Saved data entries:
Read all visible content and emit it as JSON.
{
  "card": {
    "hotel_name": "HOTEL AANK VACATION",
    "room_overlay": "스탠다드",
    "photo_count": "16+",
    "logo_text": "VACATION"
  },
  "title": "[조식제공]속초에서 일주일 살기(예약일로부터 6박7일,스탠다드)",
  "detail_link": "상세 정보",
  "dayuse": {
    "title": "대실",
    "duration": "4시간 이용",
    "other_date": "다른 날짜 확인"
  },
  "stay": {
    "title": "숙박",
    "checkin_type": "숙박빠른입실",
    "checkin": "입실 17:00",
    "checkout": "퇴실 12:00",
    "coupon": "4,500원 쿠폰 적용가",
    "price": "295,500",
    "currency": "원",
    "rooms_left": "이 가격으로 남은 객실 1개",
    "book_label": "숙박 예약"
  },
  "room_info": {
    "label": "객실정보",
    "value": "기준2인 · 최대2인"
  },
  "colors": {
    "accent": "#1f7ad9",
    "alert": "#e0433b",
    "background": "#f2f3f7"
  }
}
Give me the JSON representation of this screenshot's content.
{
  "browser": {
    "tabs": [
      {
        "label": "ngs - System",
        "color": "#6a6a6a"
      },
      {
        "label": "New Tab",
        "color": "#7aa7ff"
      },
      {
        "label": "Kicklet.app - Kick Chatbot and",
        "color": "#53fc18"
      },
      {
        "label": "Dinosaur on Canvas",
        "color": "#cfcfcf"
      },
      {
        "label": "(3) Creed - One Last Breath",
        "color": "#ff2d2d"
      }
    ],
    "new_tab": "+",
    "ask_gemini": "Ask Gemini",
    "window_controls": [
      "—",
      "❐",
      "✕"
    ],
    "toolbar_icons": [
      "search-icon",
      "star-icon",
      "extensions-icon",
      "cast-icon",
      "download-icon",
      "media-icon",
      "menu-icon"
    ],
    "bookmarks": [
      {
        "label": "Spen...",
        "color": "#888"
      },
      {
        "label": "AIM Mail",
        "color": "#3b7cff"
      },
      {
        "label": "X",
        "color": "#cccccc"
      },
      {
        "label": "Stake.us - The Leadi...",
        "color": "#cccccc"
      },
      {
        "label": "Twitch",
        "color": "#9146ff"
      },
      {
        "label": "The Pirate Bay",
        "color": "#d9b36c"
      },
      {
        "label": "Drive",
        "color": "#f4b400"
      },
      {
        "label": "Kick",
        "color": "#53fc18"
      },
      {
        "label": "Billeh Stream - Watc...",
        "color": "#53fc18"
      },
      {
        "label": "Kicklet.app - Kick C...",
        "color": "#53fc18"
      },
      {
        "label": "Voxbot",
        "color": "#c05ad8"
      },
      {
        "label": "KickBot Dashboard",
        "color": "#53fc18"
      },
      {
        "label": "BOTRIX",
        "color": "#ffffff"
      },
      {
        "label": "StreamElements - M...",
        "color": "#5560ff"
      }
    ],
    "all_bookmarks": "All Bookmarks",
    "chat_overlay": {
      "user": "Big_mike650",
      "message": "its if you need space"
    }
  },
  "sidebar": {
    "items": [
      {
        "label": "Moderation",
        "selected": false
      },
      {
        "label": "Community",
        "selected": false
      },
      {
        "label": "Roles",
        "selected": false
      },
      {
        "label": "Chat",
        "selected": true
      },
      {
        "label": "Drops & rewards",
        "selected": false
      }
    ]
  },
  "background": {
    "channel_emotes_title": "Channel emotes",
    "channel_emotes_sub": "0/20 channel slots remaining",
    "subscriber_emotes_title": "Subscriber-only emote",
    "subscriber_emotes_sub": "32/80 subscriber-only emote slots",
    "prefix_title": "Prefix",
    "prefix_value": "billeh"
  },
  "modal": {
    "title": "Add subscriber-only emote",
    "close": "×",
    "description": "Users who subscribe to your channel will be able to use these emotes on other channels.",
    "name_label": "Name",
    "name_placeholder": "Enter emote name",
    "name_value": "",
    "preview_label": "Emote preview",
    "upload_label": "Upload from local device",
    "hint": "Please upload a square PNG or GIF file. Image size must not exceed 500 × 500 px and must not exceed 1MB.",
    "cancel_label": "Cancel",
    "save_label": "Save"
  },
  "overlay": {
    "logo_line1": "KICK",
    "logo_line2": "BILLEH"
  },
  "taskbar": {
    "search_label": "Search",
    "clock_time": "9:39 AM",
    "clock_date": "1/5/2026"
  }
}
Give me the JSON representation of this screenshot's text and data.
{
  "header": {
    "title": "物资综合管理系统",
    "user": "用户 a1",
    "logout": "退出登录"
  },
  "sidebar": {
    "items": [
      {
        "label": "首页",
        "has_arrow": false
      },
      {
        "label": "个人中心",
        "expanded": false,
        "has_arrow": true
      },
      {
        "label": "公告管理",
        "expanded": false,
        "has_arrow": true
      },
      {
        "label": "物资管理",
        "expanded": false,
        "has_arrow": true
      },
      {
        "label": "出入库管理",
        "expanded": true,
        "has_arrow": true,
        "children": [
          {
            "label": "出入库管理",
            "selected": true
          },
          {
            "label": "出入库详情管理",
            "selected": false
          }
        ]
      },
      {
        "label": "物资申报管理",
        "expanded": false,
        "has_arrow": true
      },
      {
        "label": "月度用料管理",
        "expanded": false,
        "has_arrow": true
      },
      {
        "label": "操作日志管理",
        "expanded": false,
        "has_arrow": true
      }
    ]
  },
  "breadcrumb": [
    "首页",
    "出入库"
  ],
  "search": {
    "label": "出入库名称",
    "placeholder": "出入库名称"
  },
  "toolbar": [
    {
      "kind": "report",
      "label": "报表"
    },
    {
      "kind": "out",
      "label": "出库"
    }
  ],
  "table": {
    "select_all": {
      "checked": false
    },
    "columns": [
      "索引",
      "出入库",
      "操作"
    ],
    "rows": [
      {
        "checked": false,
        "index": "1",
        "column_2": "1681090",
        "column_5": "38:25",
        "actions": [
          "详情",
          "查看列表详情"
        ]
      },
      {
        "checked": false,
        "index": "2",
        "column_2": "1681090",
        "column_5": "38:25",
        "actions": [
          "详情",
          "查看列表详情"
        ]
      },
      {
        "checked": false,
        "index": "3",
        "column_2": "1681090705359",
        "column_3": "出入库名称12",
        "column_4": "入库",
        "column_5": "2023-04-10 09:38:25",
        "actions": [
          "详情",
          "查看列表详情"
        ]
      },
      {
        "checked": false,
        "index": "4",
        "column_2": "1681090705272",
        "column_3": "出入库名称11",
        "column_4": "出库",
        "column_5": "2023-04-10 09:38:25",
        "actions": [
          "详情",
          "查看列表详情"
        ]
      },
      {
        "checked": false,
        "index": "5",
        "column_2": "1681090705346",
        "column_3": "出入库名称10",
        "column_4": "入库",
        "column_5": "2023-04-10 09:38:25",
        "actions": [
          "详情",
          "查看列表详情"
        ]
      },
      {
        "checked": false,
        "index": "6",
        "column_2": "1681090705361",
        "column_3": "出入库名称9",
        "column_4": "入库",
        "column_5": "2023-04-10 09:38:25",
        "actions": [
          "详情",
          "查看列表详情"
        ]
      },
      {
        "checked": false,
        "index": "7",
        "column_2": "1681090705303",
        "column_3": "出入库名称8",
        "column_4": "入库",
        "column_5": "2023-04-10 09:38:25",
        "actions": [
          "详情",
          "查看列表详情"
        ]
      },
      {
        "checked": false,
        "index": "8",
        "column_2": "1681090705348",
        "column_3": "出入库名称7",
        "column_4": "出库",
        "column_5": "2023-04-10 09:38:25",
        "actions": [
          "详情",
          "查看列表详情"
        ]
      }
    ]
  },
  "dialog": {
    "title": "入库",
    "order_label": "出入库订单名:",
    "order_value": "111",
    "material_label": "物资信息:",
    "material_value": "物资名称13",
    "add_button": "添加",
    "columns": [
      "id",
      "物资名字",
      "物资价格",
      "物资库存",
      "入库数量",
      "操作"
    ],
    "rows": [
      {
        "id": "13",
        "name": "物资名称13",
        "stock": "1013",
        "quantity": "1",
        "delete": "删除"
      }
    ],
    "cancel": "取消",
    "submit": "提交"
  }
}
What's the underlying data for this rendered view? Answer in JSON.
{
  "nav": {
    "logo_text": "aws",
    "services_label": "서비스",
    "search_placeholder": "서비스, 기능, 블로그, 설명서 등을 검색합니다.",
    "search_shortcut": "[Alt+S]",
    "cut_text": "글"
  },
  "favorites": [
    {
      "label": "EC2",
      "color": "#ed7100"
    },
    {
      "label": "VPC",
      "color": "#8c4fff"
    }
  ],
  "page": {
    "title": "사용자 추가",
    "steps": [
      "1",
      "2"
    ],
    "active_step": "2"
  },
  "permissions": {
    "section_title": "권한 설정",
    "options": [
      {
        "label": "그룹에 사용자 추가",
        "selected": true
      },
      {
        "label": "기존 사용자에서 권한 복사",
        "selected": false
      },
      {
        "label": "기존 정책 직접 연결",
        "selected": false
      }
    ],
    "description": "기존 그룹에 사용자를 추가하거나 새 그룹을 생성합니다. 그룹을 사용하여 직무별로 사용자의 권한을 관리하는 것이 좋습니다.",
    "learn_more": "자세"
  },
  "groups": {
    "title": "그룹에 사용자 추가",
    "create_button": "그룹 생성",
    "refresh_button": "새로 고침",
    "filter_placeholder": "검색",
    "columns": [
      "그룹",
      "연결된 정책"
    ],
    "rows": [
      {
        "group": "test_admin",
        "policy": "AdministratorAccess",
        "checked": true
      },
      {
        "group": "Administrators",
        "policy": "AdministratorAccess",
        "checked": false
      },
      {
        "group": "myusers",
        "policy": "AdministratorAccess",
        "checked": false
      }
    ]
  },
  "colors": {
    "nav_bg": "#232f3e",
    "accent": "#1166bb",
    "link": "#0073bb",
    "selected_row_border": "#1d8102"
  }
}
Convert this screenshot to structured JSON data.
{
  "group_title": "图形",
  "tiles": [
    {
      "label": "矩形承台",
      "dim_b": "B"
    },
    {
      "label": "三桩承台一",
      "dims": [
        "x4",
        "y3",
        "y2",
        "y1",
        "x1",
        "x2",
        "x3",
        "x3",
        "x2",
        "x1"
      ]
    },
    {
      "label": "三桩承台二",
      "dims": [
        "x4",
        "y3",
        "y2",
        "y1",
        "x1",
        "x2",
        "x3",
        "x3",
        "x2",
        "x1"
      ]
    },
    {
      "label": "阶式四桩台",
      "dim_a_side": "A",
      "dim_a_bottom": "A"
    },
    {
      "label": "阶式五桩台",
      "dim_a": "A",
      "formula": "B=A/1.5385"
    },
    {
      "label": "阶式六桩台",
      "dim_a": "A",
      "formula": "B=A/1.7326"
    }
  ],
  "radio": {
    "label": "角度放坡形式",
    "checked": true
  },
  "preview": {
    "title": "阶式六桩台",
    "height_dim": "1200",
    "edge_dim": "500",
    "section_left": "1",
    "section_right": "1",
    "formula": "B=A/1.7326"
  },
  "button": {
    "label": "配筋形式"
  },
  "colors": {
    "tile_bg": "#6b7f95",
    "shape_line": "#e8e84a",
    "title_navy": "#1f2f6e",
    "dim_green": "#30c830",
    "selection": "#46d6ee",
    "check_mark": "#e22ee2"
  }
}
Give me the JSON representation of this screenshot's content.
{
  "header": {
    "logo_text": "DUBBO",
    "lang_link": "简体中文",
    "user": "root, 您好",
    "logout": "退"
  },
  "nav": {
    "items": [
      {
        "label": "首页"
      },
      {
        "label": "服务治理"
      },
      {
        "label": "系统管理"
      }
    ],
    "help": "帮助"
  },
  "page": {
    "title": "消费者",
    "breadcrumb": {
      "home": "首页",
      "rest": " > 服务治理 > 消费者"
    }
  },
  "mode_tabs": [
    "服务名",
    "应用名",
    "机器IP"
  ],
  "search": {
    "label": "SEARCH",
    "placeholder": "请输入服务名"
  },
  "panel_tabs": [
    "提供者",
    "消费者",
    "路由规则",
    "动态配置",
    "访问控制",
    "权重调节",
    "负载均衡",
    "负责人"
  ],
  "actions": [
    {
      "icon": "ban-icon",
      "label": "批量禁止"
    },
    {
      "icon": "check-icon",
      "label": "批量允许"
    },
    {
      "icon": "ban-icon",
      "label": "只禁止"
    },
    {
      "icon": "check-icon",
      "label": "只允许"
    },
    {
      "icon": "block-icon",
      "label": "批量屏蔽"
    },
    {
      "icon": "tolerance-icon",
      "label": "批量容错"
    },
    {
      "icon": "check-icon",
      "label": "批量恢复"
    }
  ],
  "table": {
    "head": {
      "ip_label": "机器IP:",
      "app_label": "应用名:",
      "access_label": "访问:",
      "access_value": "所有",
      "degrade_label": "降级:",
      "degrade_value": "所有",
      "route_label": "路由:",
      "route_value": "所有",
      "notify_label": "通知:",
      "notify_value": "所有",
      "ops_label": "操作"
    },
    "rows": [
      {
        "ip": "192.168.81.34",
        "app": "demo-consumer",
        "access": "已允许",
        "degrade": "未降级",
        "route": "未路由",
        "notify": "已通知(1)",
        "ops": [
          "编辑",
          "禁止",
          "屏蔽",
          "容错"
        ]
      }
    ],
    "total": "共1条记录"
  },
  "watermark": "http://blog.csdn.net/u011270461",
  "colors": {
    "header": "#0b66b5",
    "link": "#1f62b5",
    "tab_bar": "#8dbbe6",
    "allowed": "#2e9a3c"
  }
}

» Work to complete:
In the records above, find each line that holds the word "preview"; copy all such lines.

» Exercise result:
    "preview_label": "Emote preview",
  "preview": {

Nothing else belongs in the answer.